Given text ::
..........

Has Einstein’s Theory of Special Relativity actually been refuted? Just last week, an international collaboration of physicists at the European Organization for Nuclear Research, CERN, dared to find out.

A time interval on the scale of trillionths of a second is all that’s needed to make or break the underlying basis of modern physics. The CERN physicists clocked subatomic particles, known as neutrinos, journeying a distance of 454 miles from an underground laboratory in Geneva, Switzerland to one in Gran Sasso, Italy 60 nanoseconds faster than the cosmic speed limit postulated by Einstein in 1905 – about 300 million meters per second.

Dario Autiero of the Institut de Phisique Nucléaire de Lyon in France told CERN physicists, “We cannot explain the observed effect in terms of systematic uncertainties … Therefore, the measurement indicates a neutrino velocity higher than the speed of light.”

..........

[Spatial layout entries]

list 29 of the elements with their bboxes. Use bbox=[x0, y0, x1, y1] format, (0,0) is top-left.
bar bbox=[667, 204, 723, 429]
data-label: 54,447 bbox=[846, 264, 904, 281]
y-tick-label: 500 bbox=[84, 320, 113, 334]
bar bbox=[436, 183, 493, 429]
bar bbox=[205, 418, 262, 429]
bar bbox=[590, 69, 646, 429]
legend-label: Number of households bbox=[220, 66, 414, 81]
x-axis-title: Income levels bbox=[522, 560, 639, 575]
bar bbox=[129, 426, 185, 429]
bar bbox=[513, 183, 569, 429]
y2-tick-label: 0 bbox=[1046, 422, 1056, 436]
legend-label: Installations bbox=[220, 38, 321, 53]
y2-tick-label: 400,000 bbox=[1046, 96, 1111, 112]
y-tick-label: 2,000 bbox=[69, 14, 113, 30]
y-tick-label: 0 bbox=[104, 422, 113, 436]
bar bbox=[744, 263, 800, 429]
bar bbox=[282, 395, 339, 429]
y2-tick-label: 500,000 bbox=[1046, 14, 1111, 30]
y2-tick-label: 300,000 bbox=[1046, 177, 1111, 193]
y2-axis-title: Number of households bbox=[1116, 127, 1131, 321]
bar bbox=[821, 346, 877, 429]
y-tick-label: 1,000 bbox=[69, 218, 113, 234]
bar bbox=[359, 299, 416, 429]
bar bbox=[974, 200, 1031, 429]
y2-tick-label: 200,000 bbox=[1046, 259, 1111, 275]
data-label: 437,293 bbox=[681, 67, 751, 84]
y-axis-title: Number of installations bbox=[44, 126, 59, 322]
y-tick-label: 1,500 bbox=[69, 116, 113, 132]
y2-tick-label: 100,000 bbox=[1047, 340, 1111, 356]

..........

What to work on ::
1. In the passage on the CERN neutrino measurement, how much faster than the cosmic speed limit did the neutrinos arrive?
2. Reproduce the rows word for word, beginning with the first row and continuing through the row that contains "y2-tick-label: 500,000 bbox=[1046, 14, 1111, 30]".
The passage and the rows are unrelated pieces of material.

Responses to the exercise ::
1. 60 nanoseconds faster.

2.
list 29 of the elements with their bboxes. Use bbox=[x0, y0, x1, y1] format, (0,0) is top-left.
bar bbox=[667, 204, 723, 429]
data-label: 54,447 bbox=[846, 264, 904, 281]
y-tick-label: 500 bbox=[84, 320, 113, 334]
bar bbox=[436, 183, 493, 429]
bar bbox=[205, 418, 262, 429]
bar bbox=[590, 69, 646, 429]
legend-label: Number of households bbox=[220, 66, 414, 81]
x-axis-title: Income levels bbox=[522, 560, 639, 575]
bar bbox=[129, 426, 185, 429]
bar bbox=[513, 183, 569, 429]
y2-tick-label: 0 bbox=[1046, 422, 1056, 436]
legend-label: Installations bbox=[220, 38, 321, 53]
y2-tick-label: 400,000 bbox=[1046, 96, 1111, 112]
y-tick-label: 2,000 bbox=[69, 14, 113, 30]
y-tick-label: 0 bbox=[104, 422, 113, 436]
bar bbox=[744, 263, 800, 429]
bar bbox=[282, 395, 339, 429]
y2-tick-label: 500,000 bbox=[1046, 14, 1111, 30]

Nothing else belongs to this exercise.